> _TASK STATEMENT_: Retype each record below word for word. Leave the pictures out.

> _PROVIDED DATA_:
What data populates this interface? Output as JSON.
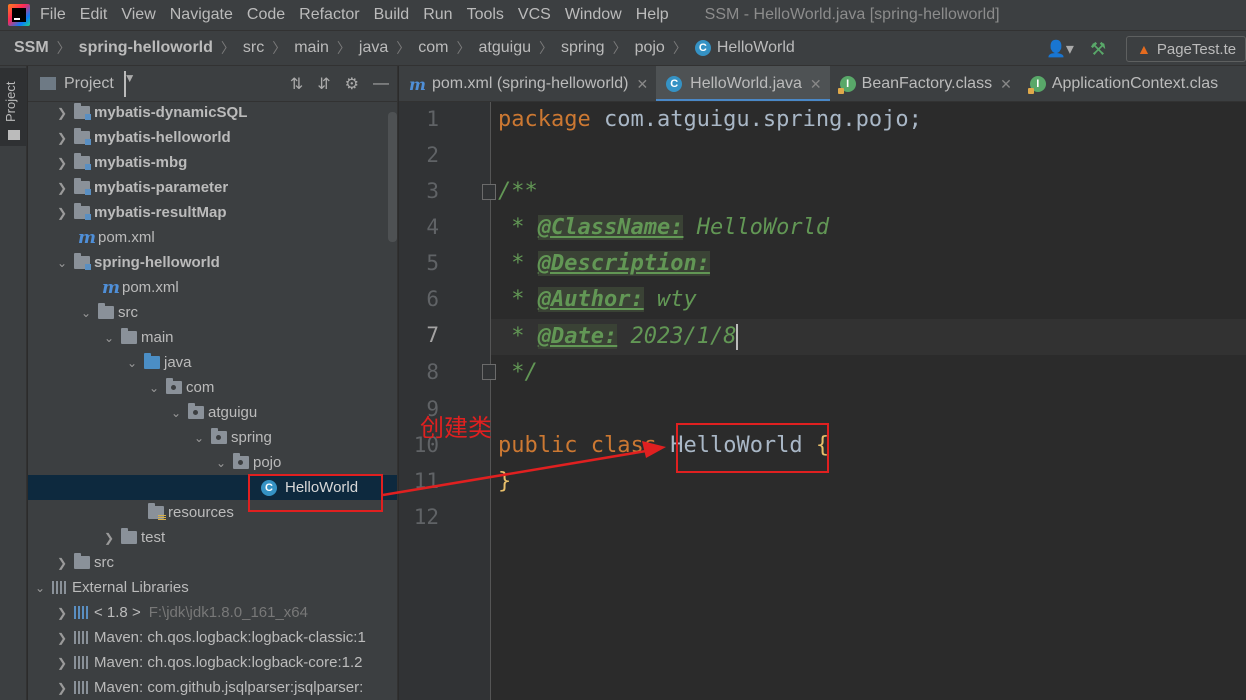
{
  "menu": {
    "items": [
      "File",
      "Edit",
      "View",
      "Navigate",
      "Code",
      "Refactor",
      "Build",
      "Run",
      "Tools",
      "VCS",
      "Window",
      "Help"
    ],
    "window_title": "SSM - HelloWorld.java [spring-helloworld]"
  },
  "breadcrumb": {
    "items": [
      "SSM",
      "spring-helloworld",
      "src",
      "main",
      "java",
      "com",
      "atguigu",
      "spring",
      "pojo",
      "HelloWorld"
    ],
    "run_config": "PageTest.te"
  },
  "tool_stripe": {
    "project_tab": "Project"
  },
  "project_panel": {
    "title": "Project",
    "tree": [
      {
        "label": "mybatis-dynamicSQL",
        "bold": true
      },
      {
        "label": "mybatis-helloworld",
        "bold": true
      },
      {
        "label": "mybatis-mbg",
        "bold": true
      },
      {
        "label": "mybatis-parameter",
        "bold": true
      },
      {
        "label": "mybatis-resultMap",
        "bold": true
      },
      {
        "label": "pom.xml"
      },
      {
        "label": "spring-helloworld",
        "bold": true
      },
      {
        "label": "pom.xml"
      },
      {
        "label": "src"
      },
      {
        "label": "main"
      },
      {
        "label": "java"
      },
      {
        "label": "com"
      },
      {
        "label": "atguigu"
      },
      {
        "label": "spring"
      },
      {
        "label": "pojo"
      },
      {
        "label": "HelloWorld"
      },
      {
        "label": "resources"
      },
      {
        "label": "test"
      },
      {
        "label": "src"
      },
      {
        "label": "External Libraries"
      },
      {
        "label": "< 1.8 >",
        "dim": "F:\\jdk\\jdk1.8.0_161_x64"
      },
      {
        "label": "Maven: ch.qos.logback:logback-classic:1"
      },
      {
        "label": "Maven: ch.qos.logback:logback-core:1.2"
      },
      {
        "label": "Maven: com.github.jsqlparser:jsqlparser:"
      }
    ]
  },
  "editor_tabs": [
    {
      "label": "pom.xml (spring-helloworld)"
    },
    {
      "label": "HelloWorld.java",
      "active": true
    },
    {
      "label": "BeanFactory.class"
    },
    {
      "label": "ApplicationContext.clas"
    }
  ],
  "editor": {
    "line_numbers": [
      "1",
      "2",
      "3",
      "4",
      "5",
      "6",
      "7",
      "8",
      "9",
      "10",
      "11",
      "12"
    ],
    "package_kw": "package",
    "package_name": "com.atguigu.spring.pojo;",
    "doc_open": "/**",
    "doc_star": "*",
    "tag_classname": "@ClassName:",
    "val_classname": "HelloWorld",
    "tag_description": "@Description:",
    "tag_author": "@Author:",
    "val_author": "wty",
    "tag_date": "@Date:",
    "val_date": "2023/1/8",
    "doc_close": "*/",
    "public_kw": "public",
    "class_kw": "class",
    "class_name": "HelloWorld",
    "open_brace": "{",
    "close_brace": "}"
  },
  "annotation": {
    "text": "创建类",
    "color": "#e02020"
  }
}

> _OUTPUT FOR THIS TASK_:
What data populates this interface? Output as JSON.
{
  "menu": {
    "items": [
      "File",
      "Edit",
      "View",
      "Navigate",
      "Code",
      "Refactor",
      "Build",
      "Run",
      "Tools",
      "VCS",
      "Window",
      "Help"
    ],
    "window_title": "SSM - HelloWorld.java [spring-helloworld]"
  },
  "breadcrumb": {
    "items": [
      "SSM",
      "spring-helloworld",
      "src",
      "main",
      "java",
      "com",
      "atguigu",
      "spring",
      "pojo",
      "HelloWorld"
    ],
    "run_config": "PageTest.te"
  },
  "tool_stripe": {
    "project_tab": "Project"
  },
  "project_panel": {
    "title": "Project",
    "tree": [
      {
        "label": "mybatis-dynamicSQL",
        "bold": true
      },
      {
        "label": "mybatis-helloworld",
        "bold": true
      },
      {
        "label": "mybatis-mbg",
        "bold": true
      },
      {
        "label": "mybatis-parameter",
        "bold": true
      },
      {
        "label": "mybatis-resultMap",
        "bold": true
      },
      {
        "label": "pom.xml"
      },
      {
        "label": "spring-helloworld",
        "bold": true
      },
      {
        "label": "pom.xml"
      },
      {
        "label": "src"
      },
      {
        "label": "main"
      },
      {
        "label": "java"
      },
      {
        "label": "com"
      },
      {
        "label": "atguigu"
      },
      {
        "label": "spring"
      },
      {
        "label": "pojo"
      },
      {
        "label": "HelloWorld"
      },
      {
        "label": "resources"
      },
      {
        "label": "test"
      },
      {
        "label": "src"
      },
      {
        "label": "External Libraries"
      },
      {
        "label": "< 1.8 >",
        "dim": "F:\\jdk\\jdk1.8.0_161_x64"
      },
      {
        "label": "Maven: ch.qos.logback:logback-classic:1"
      },
      {
        "label": "Maven: ch.qos.logback:logback-core:1.2"
      },
      {
        "label": "Maven: com.github.jsqlparser:jsqlparser:"
      }
    ]
  },
  "editor_tabs": [
    {
      "label": "pom.xml (spring-helloworld)"
    },
    {
      "label": "HelloWorld.java",
      "active": true
    },
    {
      "label": "BeanFactory.class"
    },
    {
      "label": "ApplicationContext.clas"
    }
  ],
  "editor": {
    "line_numbers": [
      "1",
      "2",
      "3",
      "4",
      "5",
      "6",
      "7",
      "8",
      "9",
      "10",
      "11",
      "12"
    ],
    "package_kw": "package",
    "package_name": "com.atguigu.spring.pojo;",
    "doc_open": "/**",
    "doc_star": "*",
    "tag_classname": "@ClassName:",
    "val_classname": "HelloWorld",
    "tag_description": "@Description:",
    "tag_author": "@Author:",
    "val_author": "wty",
    "tag_date": "@Date:",
    "val_date": "2023/1/8",
    "doc_close": "*/",
    "public_kw": "public",
    "class_kw": "class",
    "class_name": "HelloWorld",
    "open_brace": "{",
    "close_brace": "}"
  },
  "annotation": {
    "text": "创建类",
    "color": "#e02020"
  }
}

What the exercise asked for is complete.